Your task »
Below are some records. Say how many of their lines contain the string "style", and give nothing but the number.

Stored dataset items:
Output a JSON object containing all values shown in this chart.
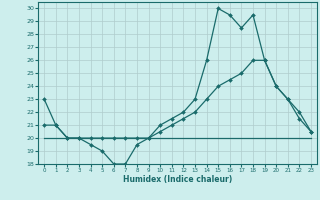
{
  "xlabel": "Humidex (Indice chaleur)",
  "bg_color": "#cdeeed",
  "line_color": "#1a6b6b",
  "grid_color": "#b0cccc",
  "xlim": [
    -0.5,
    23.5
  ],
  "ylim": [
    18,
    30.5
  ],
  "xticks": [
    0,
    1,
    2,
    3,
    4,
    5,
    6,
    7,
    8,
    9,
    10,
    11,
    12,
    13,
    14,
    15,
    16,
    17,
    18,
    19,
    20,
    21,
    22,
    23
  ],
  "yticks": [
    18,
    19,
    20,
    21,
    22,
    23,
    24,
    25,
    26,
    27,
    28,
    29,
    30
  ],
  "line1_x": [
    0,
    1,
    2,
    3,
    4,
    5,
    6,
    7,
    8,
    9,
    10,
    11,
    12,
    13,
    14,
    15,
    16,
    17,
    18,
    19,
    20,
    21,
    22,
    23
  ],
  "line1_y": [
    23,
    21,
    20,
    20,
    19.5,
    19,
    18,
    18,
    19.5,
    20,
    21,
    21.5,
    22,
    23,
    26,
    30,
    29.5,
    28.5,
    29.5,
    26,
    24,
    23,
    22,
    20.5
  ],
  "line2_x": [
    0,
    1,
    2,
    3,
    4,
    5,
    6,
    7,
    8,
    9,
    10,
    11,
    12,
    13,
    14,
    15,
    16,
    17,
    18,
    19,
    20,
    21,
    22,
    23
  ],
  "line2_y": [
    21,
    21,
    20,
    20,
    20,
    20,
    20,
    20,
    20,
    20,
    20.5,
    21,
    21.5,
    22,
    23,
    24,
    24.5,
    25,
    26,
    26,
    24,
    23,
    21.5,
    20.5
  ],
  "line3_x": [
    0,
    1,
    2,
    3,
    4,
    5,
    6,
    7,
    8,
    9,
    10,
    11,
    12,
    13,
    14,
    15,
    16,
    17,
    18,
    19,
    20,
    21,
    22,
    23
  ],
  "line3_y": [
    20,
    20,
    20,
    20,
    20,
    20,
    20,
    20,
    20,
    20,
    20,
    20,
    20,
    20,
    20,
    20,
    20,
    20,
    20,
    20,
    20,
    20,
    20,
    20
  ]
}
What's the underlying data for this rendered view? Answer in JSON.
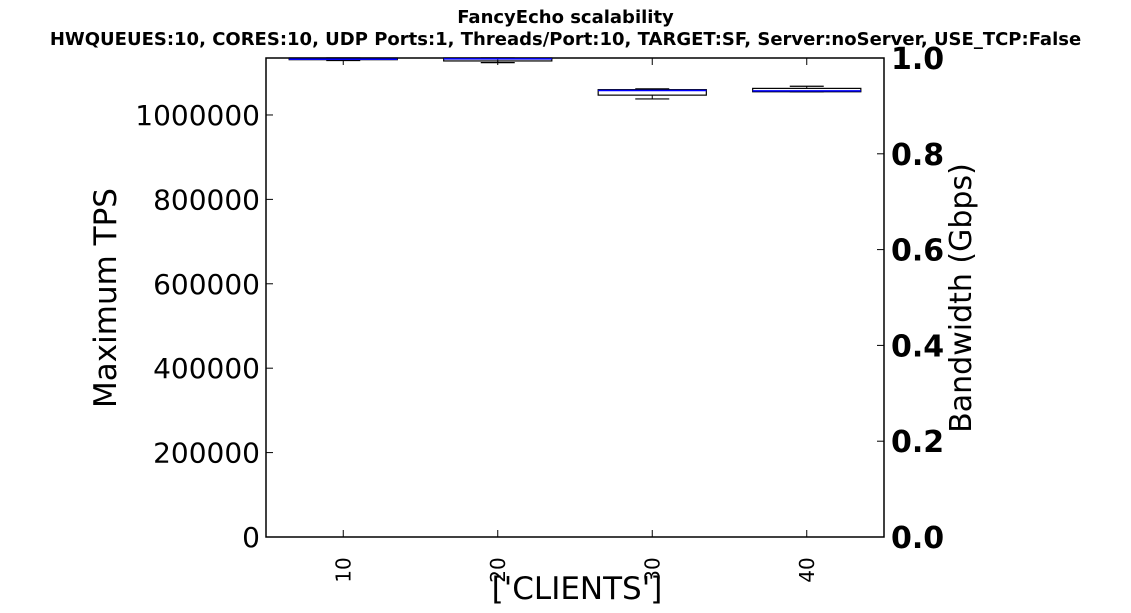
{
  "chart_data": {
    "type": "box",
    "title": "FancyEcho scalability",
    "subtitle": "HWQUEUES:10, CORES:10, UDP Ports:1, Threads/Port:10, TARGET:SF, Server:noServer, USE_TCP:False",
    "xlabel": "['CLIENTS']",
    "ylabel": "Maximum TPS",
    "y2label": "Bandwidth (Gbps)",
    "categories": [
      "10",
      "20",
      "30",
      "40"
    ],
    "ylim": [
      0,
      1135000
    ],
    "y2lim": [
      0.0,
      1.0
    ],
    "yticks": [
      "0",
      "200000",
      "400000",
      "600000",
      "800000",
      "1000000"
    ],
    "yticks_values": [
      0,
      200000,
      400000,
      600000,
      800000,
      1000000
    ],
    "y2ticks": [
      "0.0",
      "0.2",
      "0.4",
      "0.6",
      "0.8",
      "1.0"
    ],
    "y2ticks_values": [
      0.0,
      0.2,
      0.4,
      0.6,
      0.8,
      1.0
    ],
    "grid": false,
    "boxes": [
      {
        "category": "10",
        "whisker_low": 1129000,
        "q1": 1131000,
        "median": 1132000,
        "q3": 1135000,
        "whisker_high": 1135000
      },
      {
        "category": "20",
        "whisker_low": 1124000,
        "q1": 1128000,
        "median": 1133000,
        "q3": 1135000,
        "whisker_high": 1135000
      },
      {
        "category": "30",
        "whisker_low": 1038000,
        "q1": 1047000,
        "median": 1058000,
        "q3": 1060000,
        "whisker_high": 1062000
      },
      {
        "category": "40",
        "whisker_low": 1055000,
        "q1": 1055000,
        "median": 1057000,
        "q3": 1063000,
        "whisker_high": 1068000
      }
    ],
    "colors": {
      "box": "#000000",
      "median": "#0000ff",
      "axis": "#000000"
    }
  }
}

---

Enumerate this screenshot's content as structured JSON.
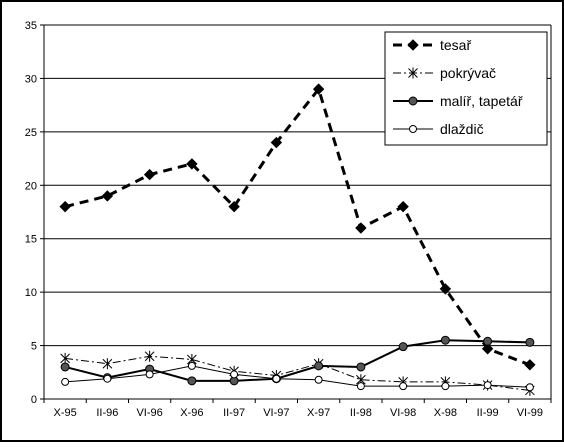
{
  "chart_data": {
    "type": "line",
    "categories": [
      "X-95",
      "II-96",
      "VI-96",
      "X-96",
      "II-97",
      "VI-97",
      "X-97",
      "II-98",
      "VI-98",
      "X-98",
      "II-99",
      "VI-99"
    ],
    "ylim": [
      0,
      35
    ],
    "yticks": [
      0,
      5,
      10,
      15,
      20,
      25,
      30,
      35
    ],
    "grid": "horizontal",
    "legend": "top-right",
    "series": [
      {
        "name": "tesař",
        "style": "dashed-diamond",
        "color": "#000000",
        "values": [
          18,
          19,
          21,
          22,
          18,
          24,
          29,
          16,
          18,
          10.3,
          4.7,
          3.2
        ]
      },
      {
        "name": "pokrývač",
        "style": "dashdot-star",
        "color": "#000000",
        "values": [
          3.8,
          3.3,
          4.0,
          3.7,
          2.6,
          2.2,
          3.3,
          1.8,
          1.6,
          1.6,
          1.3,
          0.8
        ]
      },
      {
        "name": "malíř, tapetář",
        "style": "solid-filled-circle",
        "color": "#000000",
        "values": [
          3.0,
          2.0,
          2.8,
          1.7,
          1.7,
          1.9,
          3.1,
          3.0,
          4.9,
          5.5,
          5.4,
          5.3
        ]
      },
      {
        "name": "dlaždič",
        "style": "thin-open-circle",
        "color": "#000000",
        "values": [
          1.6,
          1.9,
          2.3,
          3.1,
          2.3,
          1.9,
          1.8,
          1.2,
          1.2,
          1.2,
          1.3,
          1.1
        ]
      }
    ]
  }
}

Exercise output »
4